The request: Pictures do not belong in your copy. Repeat all the other data exactly.

Records for processing:
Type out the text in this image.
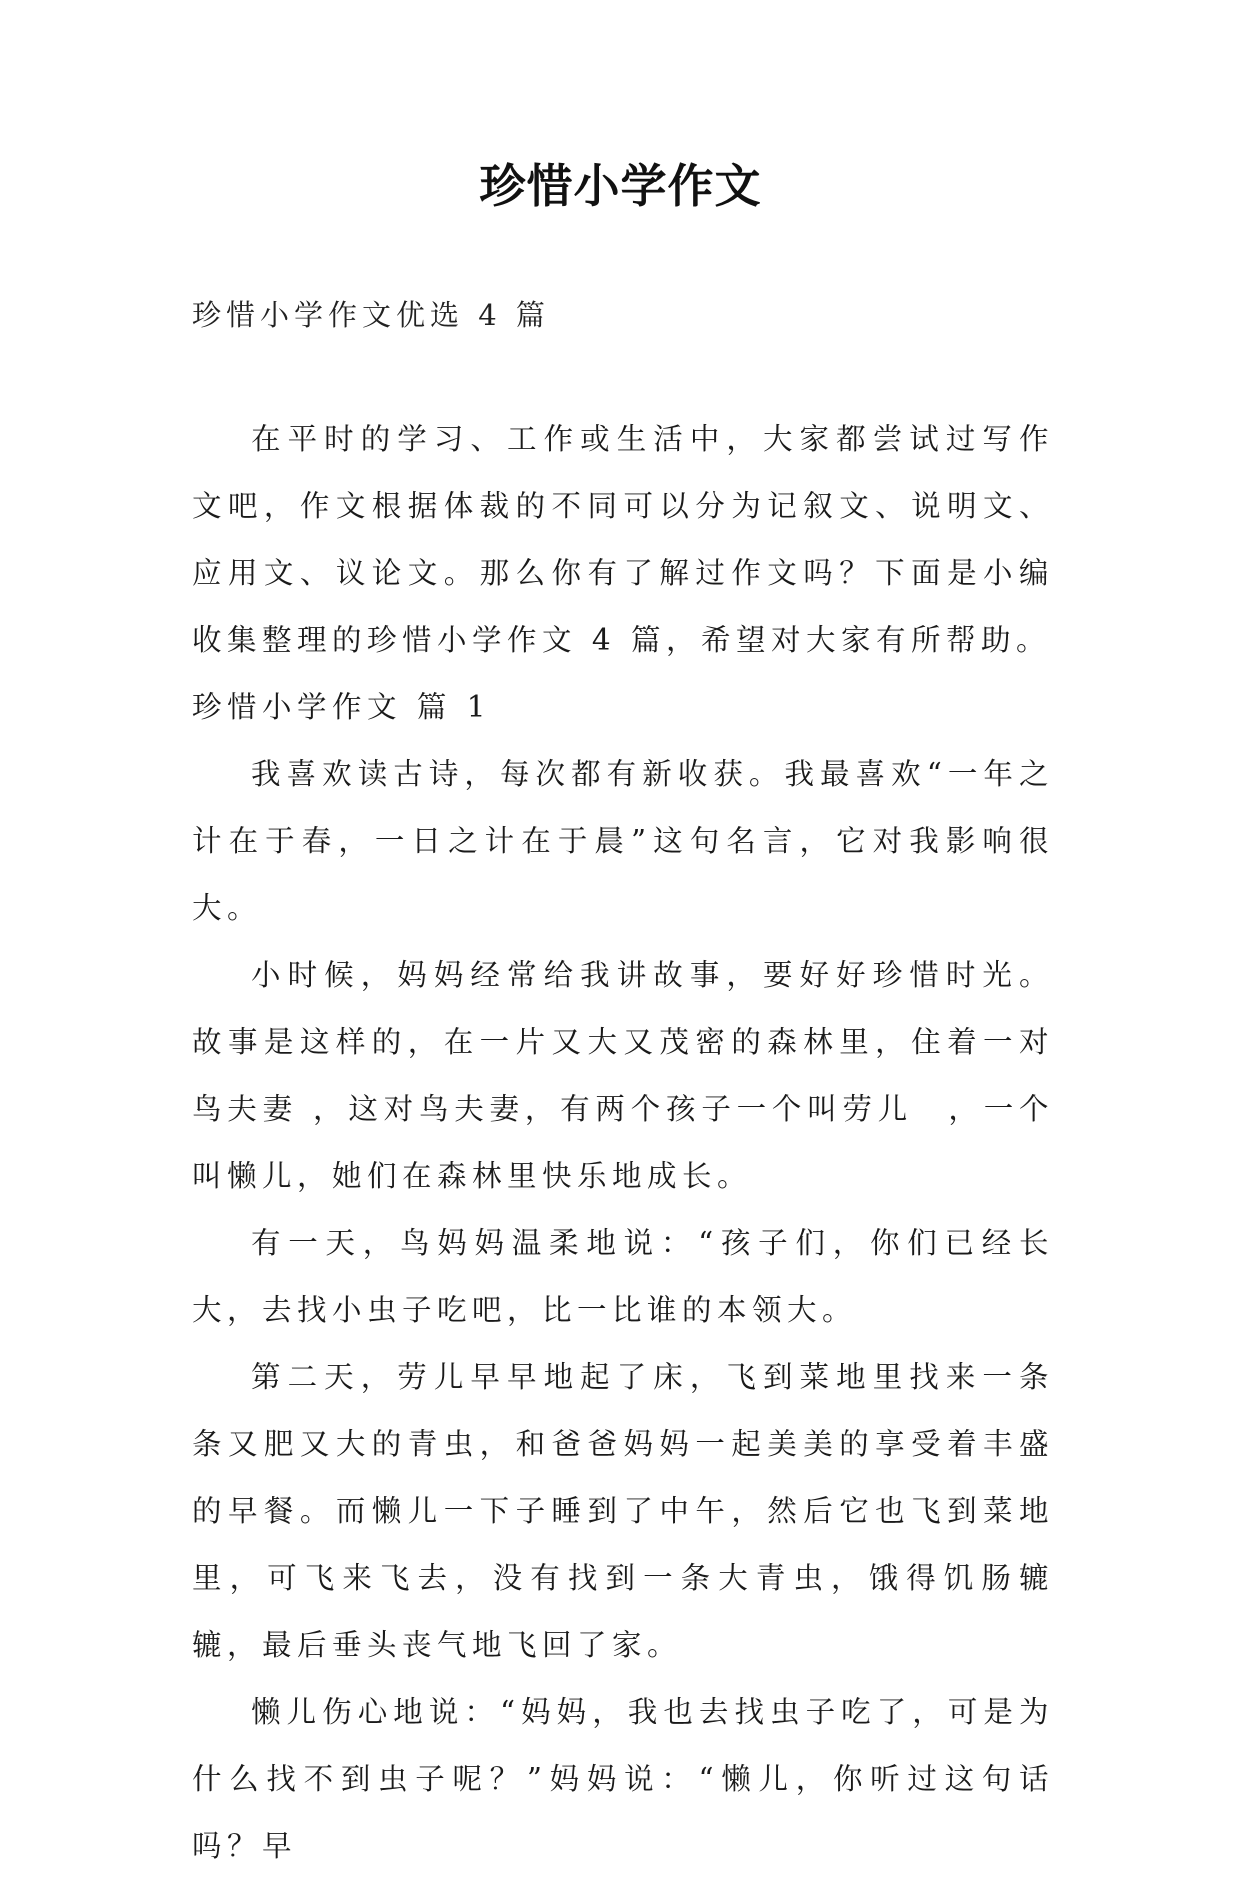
珍惜小学作文
珍惜小学作文优选 4 篇

在平时的学习、工作或生活中，大家都尝试过写作文吧，作文根据体裁的不同可以分为记叙文、说明文、应用文、议论文。那么你有了解过作文吗？下面是小编收集整理的珍惜小学作文 4 篇，希望对大家有所帮助。

珍惜小学作文 篇 1

我喜欢读古诗，每次都有新收获。我最喜欢“一年之计在于春，一日之计在于晨”这句名言，它对我影响很大。

小时候，妈妈经常给我讲故事，要好好珍惜时光。故事是这样的，在一片又大又茂密的森林里，住着一对鸟夫妻 ，这对鸟夫妻，有两个孩子一个叫劳儿　，一个叫懒儿，她们在森林里快乐地成长。

有一天，鸟妈妈温柔地说：“孩子们，你们已经长大，去找小虫子吃吧，比一比谁的本领大。

第二天，劳儿早早地起了床，飞到菜地里找来一条条又肥又大的青虫，和爸爸妈妈一起美美的享受着丰盛的早餐。而懒儿一下子睡到了中午，然后它也飞到菜地里，可飞来飞去，没有找到一条大青虫，饿得饥肠辘辘，最后垂头丧气地飞回了家。

懒儿伤心地说：“妈妈，我也去找虫子吃了，可是为什么找不到虫子呢？”妈妈说：“懒儿，你听过这句话吗？早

Response to the task:
Type out the text in this image.
珍惜小学作文
珍惜小学作文优选 4 篇

在平时的学习、工作或生活中，大家都尝试过写作文吧，作文根据体裁的不同可以分为记叙文、说明文、应用文、议论文。那么你有了解过作文吗？下面是小编收集整理的珍惜小学作文 4 篇，希望对大家有所帮助。

珍惜小学作文 篇 1

我喜欢读古诗，每次都有新收获。我最喜欢“一年之计在于春，一日之计在于晨”这句名言，它对我影响很大。

小时候，妈妈经常给我讲故事，要好好珍惜时光。故事是这样的，在一片又大又茂密的森林里，住着一对鸟夫妻 ，这对鸟夫妻，有两个孩子一个叫劳儿　，一个叫懒儿，她们在森林里快乐地成长。

有一天，鸟妈妈温柔地说：“孩子们，你们已经长大，去找小虫子吃吧，比一比谁的本领大。

第二天，劳儿早早地起了床，飞到菜地里找来一条条又肥又大的青虫，和爸爸妈妈一起美美的享受着丰盛的早餐。而懒儿一下子睡到了中午，然后它也飞到菜地里，可飞来飞去，没有找到一条大青虫，饿得饥肠辘辘，最后垂头丧气地飞回了家。

懒儿伤心地说：“妈妈，我也去找虫子吃了，可是为什么找不到虫子呢？”妈妈说：“懒儿，你听过这句话吗？早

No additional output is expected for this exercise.